Bounding box annotations
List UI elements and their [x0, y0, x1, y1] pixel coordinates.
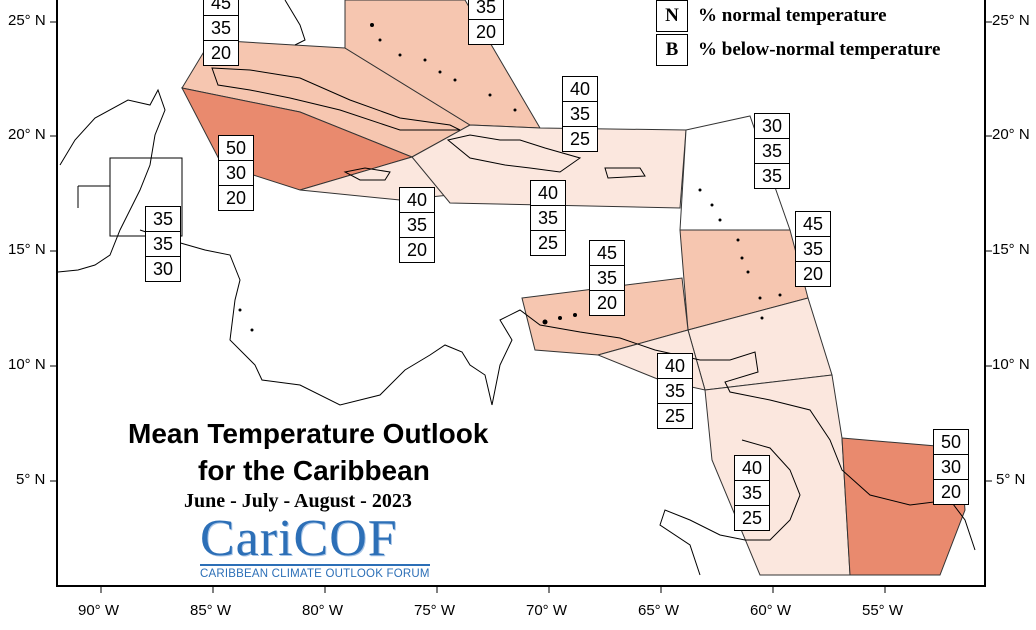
- prob-above: 45: [596, 243, 618, 263]
- lon-label-65w: 65° W: [638, 602, 680, 619]
- prob-above: 40: [664, 356, 686, 376]
- prob-box-abc-islands: 45 35 20: [589, 240, 625, 316]
- logo-underline: [200, 564, 430, 566]
- prob-box-cayman-jamaica: 50 30 20: [218, 135, 254, 211]
- prob-normal: 35: [400, 212, 434, 237]
- prob-normal: 35: [590, 265, 624, 290]
- prob-below: 20: [796, 261, 830, 286]
- lon-label-55w: 55° W: [862, 602, 904, 619]
- prob-normal: 30: [934, 454, 968, 479]
- prob-below: 20: [934, 479, 968, 504]
- prob-below: 20: [219, 185, 253, 210]
- legend-label-normal: % normal temperature: [698, 5, 887, 26]
- prob-box-leeward-north: 30 35 35: [754, 113, 790, 189]
- lon-label-70w: 70° W: [526, 602, 568, 619]
- prob-above: 30: [761, 116, 783, 136]
- lat-label-10n-right: 10° N: [992, 356, 1030, 373]
- prob-box-belize: 35 35 30: [145, 206, 181, 282]
- prob-box-hispaniola-north: 40 35 25: [562, 76, 598, 152]
- prob-above: 35: [152, 209, 174, 229]
- small-islands: [238, 23, 782, 332]
- prob-normal: 35: [755, 138, 789, 163]
- prob-above: 45: [210, 0, 232, 13]
- lat-label-10n-left: 10° N: [8, 356, 46, 373]
- prob-below: 20: [469, 19, 503, 44]
- coast-colombia-venezuela: [491, 309, 976, 551]
- prob-box-jamaica: 40 35 20: [399, 187, 435, 263]
- prob-normal: 30: [219, 160, 253, 185]
- prob-above: 50: [940, 432, 962, 452]
- prob-below: 20: [204, 40, 238, 65]
- prob-box-windward-islands: 45 35 20: [795, 211, 831, 287]
- legend-key-normal: N: [656, 0, 688, 32]
- lon-label-75w: 75° W: [414, 602, 456, 619]
- prob-below: 20: [400, 237, 434, 262]
- legend-label-below: % below-normal temperature: [698, 39, 941, 60]
- prob-normal: 35: [531, 205, 565, 230]
- coastlines: [57, 0, 976, 576]
- coast-puerto-rico: [604, 167, 646, 179]
- coast-central-america: [57, 88, 166, 273]
- coast-hispaniola: [446, 134, 582, 173]
- prob-normal: 35: [563, 101, 597, 126]
- coast-cuba: [211, 67, 461, 131]
- coast-guianas-inland: [659, 439, 801, 576]
- prob-below: 25: [658, 403, 692, 428]
- map-title-line1: Mean Temperature Outlook: [128, 418, 489, 449]
- prob-normal: 35: [735, 480, 769, 505]
- lat-label-5n-left: 5° N: [16, 471, 46, 488]
- prob-normal: 35: [475, 0, 497, 17]
- prob-box-trinidad: 40 35 25: [657, 353, 693, 429]
- prob-normal: 35: [658, 378, 692, 403]
- logo-wordmark: CariCOF: [200, 510, 398, 567]
- prob-above: 40: [741, 458, 763, 478]
- prob-box-hispaniola-south: 40 35 25: [530, 180, 566, 256]
- prob-box-bahamas-south-east: 35 20: [468, 0, 504, 45]
- prob-below: 20: [590, 290, 624, 315]
- lon-label-85w: 85° W: [190, 602, 232, 619]
- coast-jamaica: [343, 167, 391, 181]
- prob-below: 25: [531, 230, 565, 255]
- prob-below: 30: [146, 256, 180, 281]
- lon-label-80w: 80° W: [302, 602, 344, 619]
- lon-label-90w: 90° W: [78, 602, 120, 619]
- prob-normal: 35: [204, 15, 238, 40]
- coast-florida: [284, 0, 306, 46]
- prob-below: 25: [563, 126, 597, 151]
- prob-below: 25: [735, 505, 769, 530]
- lat-label-20n-left: 20° N: [8, 126, 46, 143]
- prob-above: 40: [537, 183, 559, 203]
- logo-subtext: CARIBBEAN CLIMATE OUTLOOK FORUM: [200, 568, 430, 580]
- map-subtitle: June - July - August - 2023: [184, 490, 412, 512]
- lat-label-5n-right: 5° N: [996, 471, 1026, 488]
- axis-ticks: [50, 21, 992, 593]
- map-title-line2: for the Caribbean: [198, 455, 430, 486]
- prob-box-guyana: 40 35 25: [734, 455, 770, 531]
- prob-above: 50: [225, 138, 247, 158]
- lat-label-20n-right: 20° N: [992, 126, 1030, 143]
- legend-key-below: B: [656, 34, 688, 66]
- prob-box-suriname-french-guiana: 50 30 20: [933, 429, 969, 505]
- prob-above: 40: [406, 190, 428, 210]
- lon-label-60w: 60° W: [750, 602, 792, 619]
- caricof-logo: CariCOF CARIBBEAN CLIMATE OUTLOOK FORUM: [200, 510, 434, 580]
- region-guyana: [704, 374, 851, 576]
- prob-above: 40: [569, 79, 591, 99]
- lat-label-15n-left: 15° N: [8, 241, 46, 258]
- prob-box-bahamas-north-west: 45 35 20: [203, 0, 239, 66]
- prob-below: 35: [755, 163, 789, 188]
- coast-yucatan-to-panama: [139, 229, 493, 406]
- lat-label-25n-right: 25° N: [992, 12, 1030, 29]
- lat-label-15n-right: 15° N: [992, 241, 1030, 258]
- lat-label-25n-left: 25° N: [8, 12, 46, 29]
- map-frame: [56, 0, 986, 587]
- prob-normal: 35: [796, 236, 830, 261]
- prob-above: 45: [802, 214, 824, 234]
- prob-normal: 35: [146, 231, 180, 256]
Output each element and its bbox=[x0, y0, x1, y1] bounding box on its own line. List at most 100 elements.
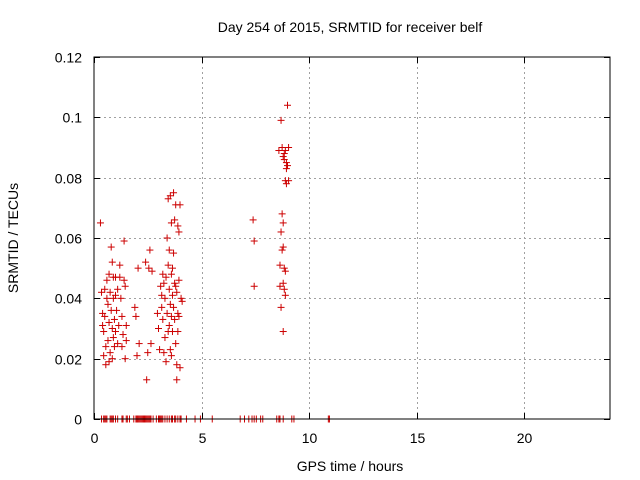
data-point bbox=[158, 303, 166, 311]
data-point bbox=[173, 288, 181, 296]
data-point bbox=[104, 337, 112, 345]
data-point bbox=[158, 291, 166, 299]
data-point bbox=[174, 309, 182, 317]
data-point bbox=[172, 282, 180, 290]
data-point bbox=[133, 352, 141, 360]
data-point bbox=[109, 334, 117, 342]
data-point bbox=[166, 346, 174, 354]
data-point bbox=[102, 343, 110, 351]
data-point bbox=[112, 291, 119, 299]
data-point bbox=[279, 153, 287, 161]
data-point bbox=[107, 243, 115, 251]
data-point bbox=[160, 279, 168, 287]
x-tick-label: 0 bbox=[91, 430, 99, 446]
data-point bbox=[278, 210, 286, 218]
data-point bbox=[96, 219, 104, 227]
data-point bbox=[160, 349, 168, 357]
data-point bbox=[122, 321, 130, 329]
data-point bbox=[281, 291, 289, 299]
data-point bbox=[282, 159, 290, 167]
data-point bbox=[172, 340, 180, 348]
y-tick-label: 0.06 bbox=[55, 231, 82, 247]
data-point bbox=[115, 321, 123, 329]
data-point bbox=[170, 303, 178, 311]
data-point bbox=[281, 267, 289, 275]
x-axis-label: GPS time / hours bbox=[297, 458, 404, 474]
data-point bbox=[173, 376, 181, 384]
data-point bbox=[173, 361, 181, 369]
y-tick-label: 0.02 bbox=[55, 352, 82, 368]
grid-lines bbox=[94, 57, 610, 419]
data-point bbox=[142, 258, 150, 266]
data-point bbox=[105, 270, 113, 278]
data-point bbox=[117, 294, 125, 302]
plot-frame bbox=[93, 56, 611, 420]
data-point bbox=[171, 216, 179, 224]
data-point bbox=[120, 276, 128, 284]
data-point bbox=[119, 331, 127, 339]
data-point bbox=[135, 340, 143, 348]
data-point bbox=[175, 312, 183, 320]
data-point bbox=[167, 312, 175, 320]
data-points bbox=[96, 101, 333, 423]
data-point bbox=[113, 306, 121, 314]
data-point bbox=[178, 297, 186, 305]
data-point bbox=[106, 349, 114, 357]
data-point bbox=[159, 315, 167, 323]
data-point bbox=[171, 315, 179, 323]
data-point bbox=[275, 147, 283, 155]
x-tick-label: 15 bbox=[410, 430, 426, 446]
data-point bbox=[98, 288, 106, 296]
data-point bbox=[100, 328, 108, 336]
data-point bbox=[110, 343, 118, 351]
data-point bbox=[153, 309, 161, 317]
data-point bbox=[279, 328, 287, 336]
data-point bbox=[100, 352, 108, 360]
x-tick-label: 5 bbox=[199, 430, 207, 446]
data-point bbox=[175, 228, 183, 236]
data-point bbox=[278, 246, 286, 254]
data-point bbox=[280, 285, 288, 293]
data-point bbox=[176, 364, 184, 372]
data-point bbox=[250, 282, 258, 290]
data-point bbox=[276, 261, 284, 269]
data-point bbox=[105, 318, 113, 326]
data-point bbox=[147, 340, 155, 348]
data-point bbox=[118, 343, 126, 351]
data-point bbox=[167, 352, 175, 360]
data-point bbox=[132, 312, 140, 320]
data-point bbox=[112, 328, 119, 336]
data-point bbox=[143, 376, 151, 384]
data-point bbox=[122, 337, 130, 345]
data-point bbox=[285, 177, 293, 185]
data-point bbox=[108, 325, 116, 332]
data-point bbox=[110, 315, 118, 323]
data-point bbox=[114, 340, 122, 348]
data-point bbox=[277, 303, 285, 311]
data-point bbox=[277, 228, 285, 236]
data-point bbox=[167, 270, 175, 278]
data-point bbox=[131, 303, 139, 311]
data-point bbox=[168, 264, 176, 272]
data-point bbox=[163, 234, 171, 242]
data-point bbox=[278, 144, 286, 151]
data-point bbox=[279, 219, 287, 227]
data-point bbox=[175, 276, 183, 284]
data-point bbox=[161, 294, 169, 302]
y-tick-label: 0 bbox=[74, 412, 82, 428]
x-tick-label: 10 bbox=[302, 430, 318, 446]
data-point bbox=[280, 264, 288, 272]
axis-ticks: 0 5 10 15 20 0 0.02 0.04 0.06 0.08 0.1 0.12 bbox=[55, 50, 610, 446]
data-point bbox=[101, 285, 109, 293]
data-point bbox=[167, 219, 175, 227]
data-point bbox=[281, 147, 289, 155]
y-tick-label: 0.12 bbox=[55, 50, 82, 66]
data-point bbox=[121, 282, 129, 290]
y-tick-label: 0.08 bbox=[55, 171, 82, 187]
data-point bbox=[166, 192, 174, 200]
data-point bbox=[284, 162, 291, 170]
data-point bbox=[114, 285, 122, 293]
data-point bbox=[170, 249, 178, 257]
data-point bbox=[277, 116, 285, 124]
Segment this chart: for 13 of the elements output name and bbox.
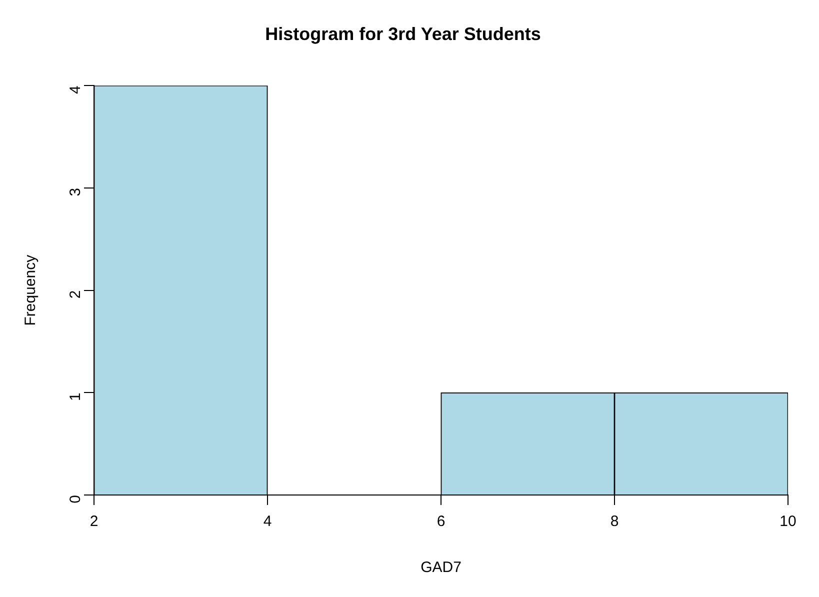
x-tick-label: 8	[610, 513, 619, 530]
x-tick-label: 2	[90, 513, 98, 530]
x-tick-label: 4	[263, 513, 272, 530]
y-axis-title: Frequency	[22, 254, 40, 326]
x-axis-title: GAD7	[420, 559, 462, 576]
y-tick-label: 4	[67, 86, 84, 94]
x-tick-label: 10	[780, 513, 796, 530]
y-tick-label: 2	[67, 290, 84, 299]
chart-title: Histogram for 3rd Year Students	[265, 24, 541, 44]
y-tick-label: 3	[67, 188, 84, 196]
y-tick-label: 1	[67, 392, 84, 401]
x-tick-label: 6	[436, 513, 446, 530]
y-tick-label: 0	[67, 495, 84, 504]
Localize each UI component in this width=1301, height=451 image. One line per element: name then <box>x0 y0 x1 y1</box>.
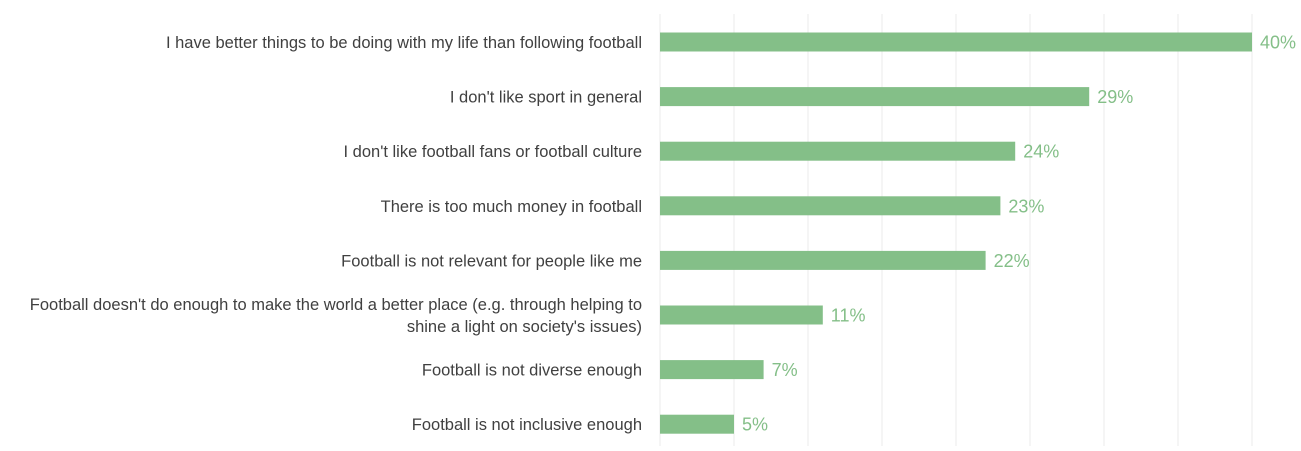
category-label-line: I don't like football fans or football c… <box>344 143 643 161</box>
value-label: 29% <box>1097 87 1133 107</box>
category-labels: I have better things to be doing with my… <box>30 34 642 434</box>
bar <box>660 360 764 380</box>
bar <box>660 32 1252 52</box>
category-label-line: Football is not inclusive enough <box>412 416 642 434</box>
bar <box>660 305 823 325</box>
category-label-line: Football is not diverse enough <box>422 362 642 380</box>
category-label-line: I have better things to be doing with my… <box>166 34 642 52</box>
category-label: I don't like sport in general <box>450 89 642 107</box>
value-label: 24% <box>1023 142 1059 162</box>
category-label-line: Football is not relevant for people like… <box>341 252 642 270</box>
category-label: I have better things to be doing with my… <box>166 34 642 52</box>
bar <box>660 414 734 434</box>
category-label: There is too much money in football <box>381 198 642 216</box>
bar <box>660 87 1090 107</box>
value-label: 22% <box>994 251 1030 271</box>
category-label-line: Football doesn't do enough to make the w… <box>30 296 642 314</box>
value-label: 40% <box>1260 33 1296 53</box>
category-label-line: There is too much money in football <box>381 198 642 216</box>
category-label-line: I don't like sport in general <box>450 89 642 107</box>
value-label: 7% <box>772 360 798 380</box>
bar <box>660 196 1001 216</box>
category-label: I don't like football fans or football c… <box>344 143 643 161</box>
value-label: 5% <box>742 415 768 435</box>
value-labels: 40% 29% 24% 23% 22% 11% 7% 5% <box>742 33 1296 435</box>
category-label: Football is not inclusive enough <box>412 416 642 434</box>
value-label: 11% <box>831 306 866 326</box>
bar <box>660 250 986 270</box>
category-label: Football is not relevant for people like… <box>341 252 642 270</box>
category-label: Football doesn't do enough to make the w… <box>30 296 642 336</box>
bars <box>660 32 1252 434</box>
category-label-line: shine a light on society's issues) <box>407 318 642 336</box>
gridlines <box>659 14 1253 446</box>
category-label: Football is not diverse enough <box>422 362 642 380</box>
value-label: 23% <box>1008 196 1044 216</box>
bar <box>660 141 1016 161</box>
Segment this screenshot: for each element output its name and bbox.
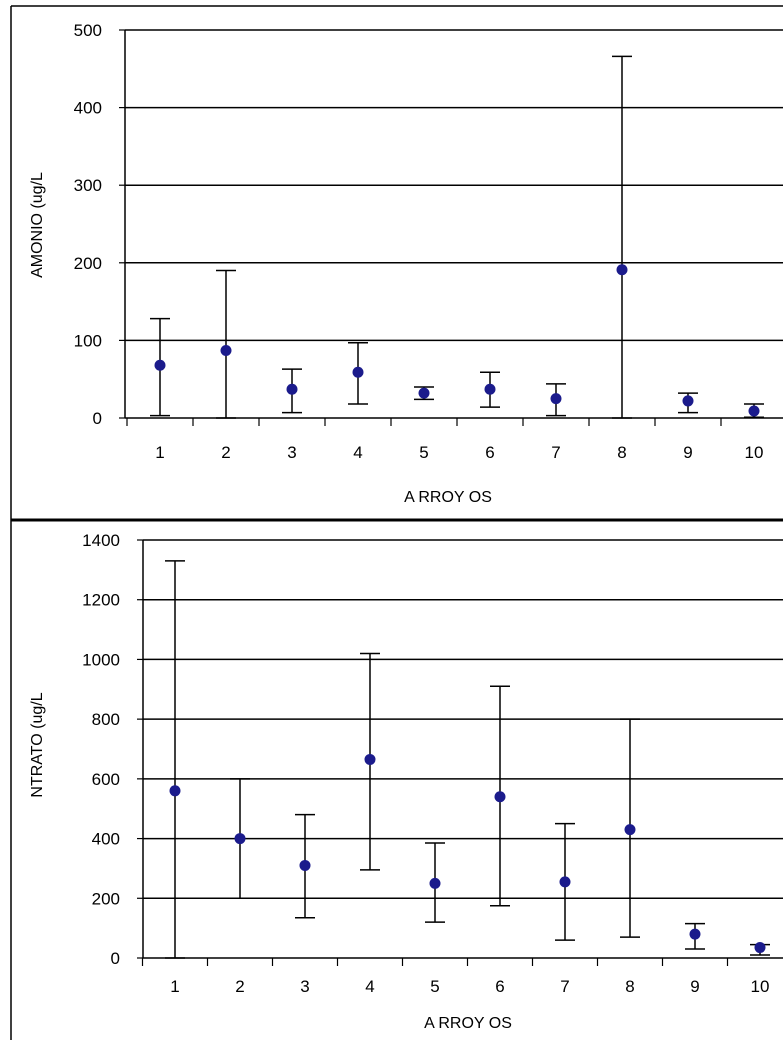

INSTRUCTIONS TO FOLLOW
Quote the listing lines verbatim, starting with the line that contains "category-label-line: I don't like football" and going on through the line that contains "gridlines <box>659 14 1253 446</box>".

OUTPUT OF THE TASK
category-label-line: I don't like football fans or football c… <box>344 143 643 161</box>
value-label: 29% <box>1097 87 1133 107</box>
category-labels: I have better things to be doing with my… <box>30 34 642 434</box>
bar <box>660 360 764 380</box>
bar <box>660 32 1252 52</box>
category-label-line: Football is not inclusive enough <box>412 416 642 434</box>
bar <box>660 305 823 325</box>
category-label-line: Football is not diverse enough <box>422 362 642 380</box>
category-label-line: I have better things to be doing with my… <box>166 34 642 52</box>
category-label: I don't like sport in general <box>450 89 642 107</box>
value-label: 24% <box>1023 142 1059 162</box>
category-label-line: Football is not relevant for people like… <box>341 252 642 270</box>
category-label: I have better things to be doing with my… <box>166 34 642 52</box>
bar <box>660 414 734 434</box>
category-label: There is too much money in football <box>381 198 642 216</box>
bar <box>660 87 1090 107</box>
value-label: 22% <box>994 251 1030 271</box>
category-label-line: Football doesn't do enough to make the w… <box>30 296 642 314</box>
value-label: 40% <box>1260 33 1296 53</box>
category-label-line: There is too much money in football <box>381 198 642 216</box>
category-label-line: I don't like sport in general <box>450 89 642 107</box>
value-label: 7% <box>772 360 798 380</box>
bar <box>660 196 1001 216</box>
category-label: I don't like football fans or football c… <box>344 143 643 161</box>
value-label: 5% <box>742 415 768 435</box>
value-labels: 40% 29% 24% 23% 22% 11% 7% 5% <box>742 33 1296 435</box>
category-label: Football is not inclusive enough <box>412 416 642 434</box>
value-label: 11% <box>831 306 866 326</box>
bar <box>660 250 986 270</box>
category-label: Football is not relevant for people like… <box>341 252 642 270</box>
category-label: Football doesn't do enough to make the w… <box>30 296 642 336</box>
bars <box>660 32 1252 434</box>
category-label-line: shine a light on society's issues) <box>407 318 642 336</box>
gridlines <box>659 14 1253 446</box>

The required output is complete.